EXCERPTED RECORDS:
'''

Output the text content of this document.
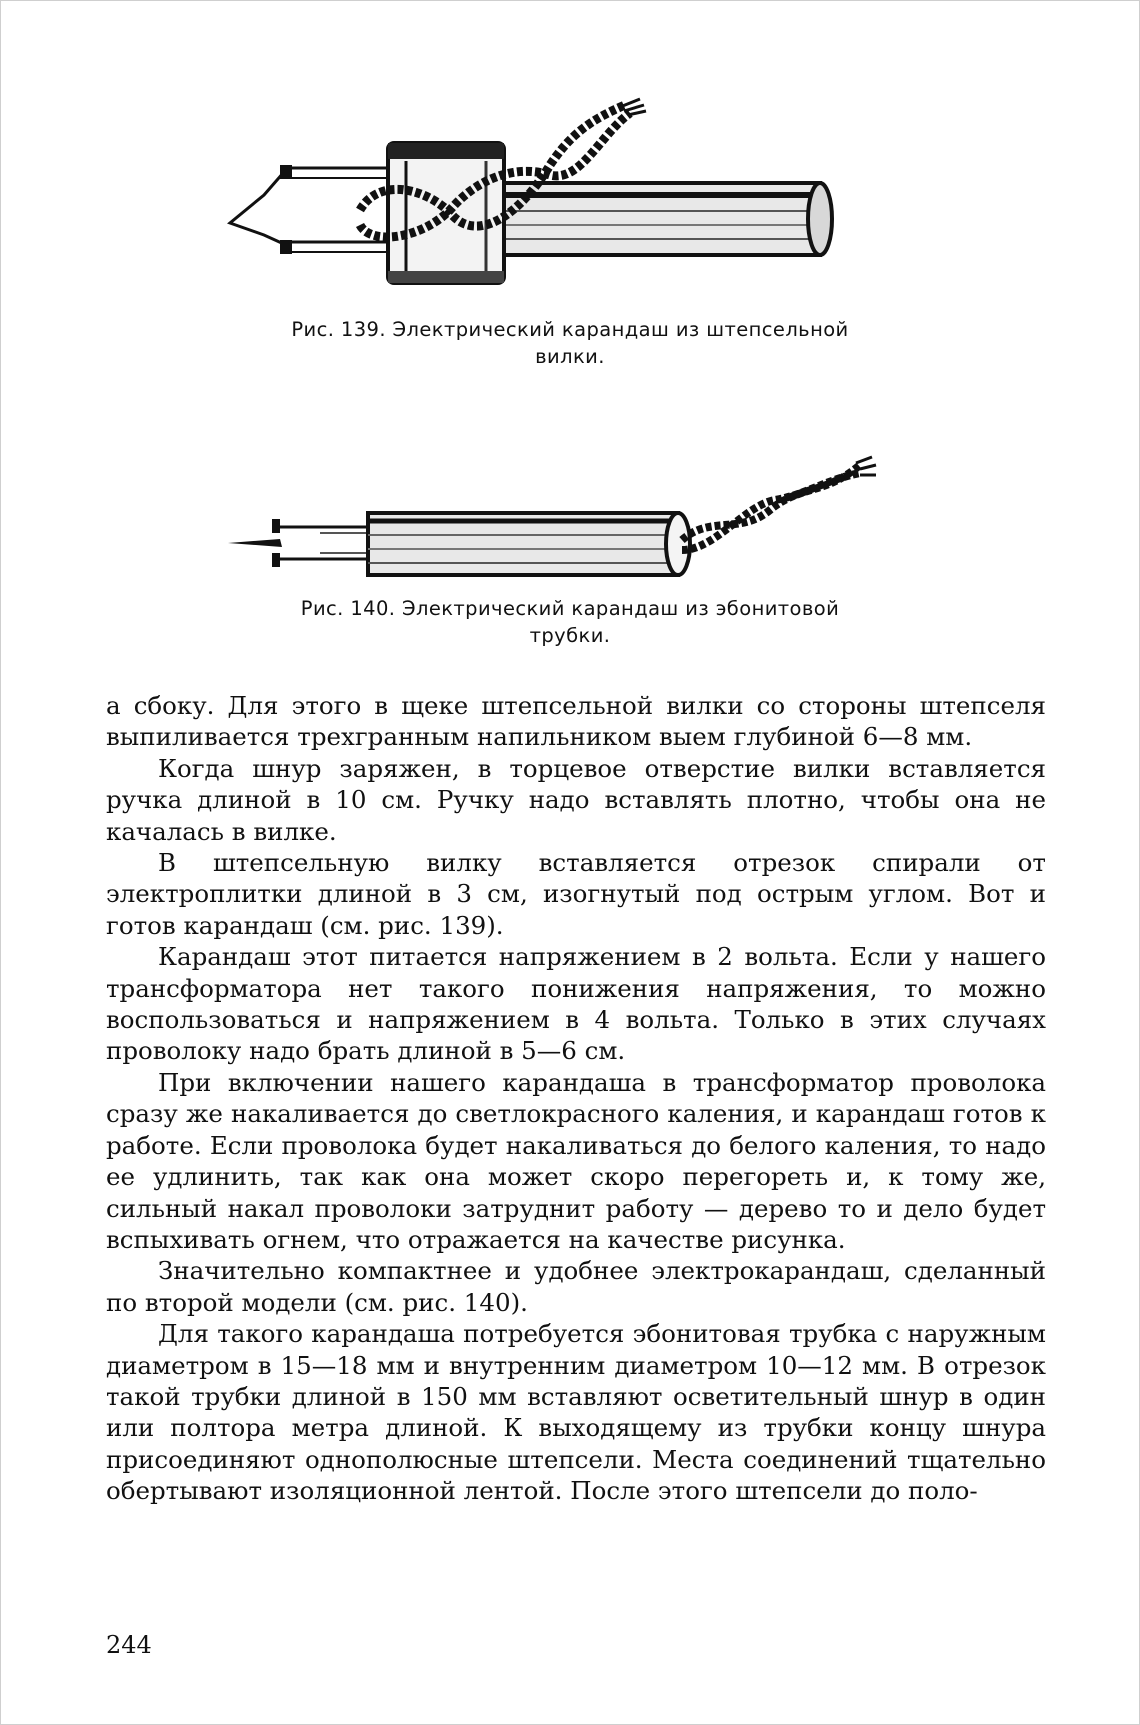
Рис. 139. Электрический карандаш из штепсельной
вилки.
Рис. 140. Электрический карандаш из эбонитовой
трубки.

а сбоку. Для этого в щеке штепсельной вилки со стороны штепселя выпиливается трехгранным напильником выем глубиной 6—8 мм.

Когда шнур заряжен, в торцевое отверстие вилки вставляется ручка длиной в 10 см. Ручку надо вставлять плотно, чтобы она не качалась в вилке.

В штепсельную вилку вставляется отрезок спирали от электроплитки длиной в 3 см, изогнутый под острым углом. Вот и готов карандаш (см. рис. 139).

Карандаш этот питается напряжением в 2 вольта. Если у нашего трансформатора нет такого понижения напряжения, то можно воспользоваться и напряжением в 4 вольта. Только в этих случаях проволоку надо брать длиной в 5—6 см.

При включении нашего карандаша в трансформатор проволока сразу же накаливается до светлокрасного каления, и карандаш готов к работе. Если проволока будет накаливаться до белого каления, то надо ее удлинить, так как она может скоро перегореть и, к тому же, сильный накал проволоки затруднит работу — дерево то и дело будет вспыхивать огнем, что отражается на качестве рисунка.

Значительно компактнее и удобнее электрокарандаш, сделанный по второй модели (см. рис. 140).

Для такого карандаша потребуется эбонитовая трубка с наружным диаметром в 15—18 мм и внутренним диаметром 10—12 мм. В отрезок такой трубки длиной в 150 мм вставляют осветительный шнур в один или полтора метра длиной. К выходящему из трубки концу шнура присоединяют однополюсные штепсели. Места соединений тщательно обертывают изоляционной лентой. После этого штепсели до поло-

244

'''

AIM:
Strip the images and reproduce the remaining records precisely.

RESULT BELOW:
Output the text content of this document.
Рис. 139. Электрический карандаш из штепсельной
вилки.
Рис. 140. Электрический карандаш из эбонитовой
трубки.

а сбоку. Для этого в щеке штепсельной вилки со стороны штепселя выпиливается трехгранным напильником выем глубиной 6—8 мм.

Когда шнур заряжен, в торцевое отверстие вилки вставляется ручка длиной в 10 см. Ручку надо вставлять плотно, чтобы она не качалась в вилке.

В штепсельную вилку вставляется отрезок спирали от электроплитки длиной в 3 см, изогнутый под острым углом. Вот и готов карандаш (см. рис. 139).

Карандаш этот питается напряжением в 2 вольта. Если у нашего трансформатора нет такого понижения напряжения, то можно воспользоваться и напряжением в 4 вольта. Только в этих случаях проволоку надо брать длиной в 5—6 см.

При включении нашего карандаша в трансформатор проволока сразу же накаливается до светлокрасного каления, и карандаш готов к работе. Если проволока будет накаливаться до белого каления, то надо ее удлинить, так как она может скоро перегореть и, к тому же, сильный накал проволоки затруднит работу — дерево то и дело будет вспыхивать огнем, что отражается на качестве рисунка.

Значительно компактнее и удобнее электрокарандаш, сделанный по второй модели (см. рис. 140).

Для такого карандаша потребуется эбонитовая трубка с наружным диаметром в 15—18 мм и внутренним диаметром 10—12 мм. В отрезок такой трубки длиной в 150 мм вставляют осветительный шнур в один или полтора метра длиной. К выходящему из трубки концу шнура присоединяют однополюсные штепсели. Места соединений тщательно обертывают изоляционной лентой. После этого штепсели до поло-

244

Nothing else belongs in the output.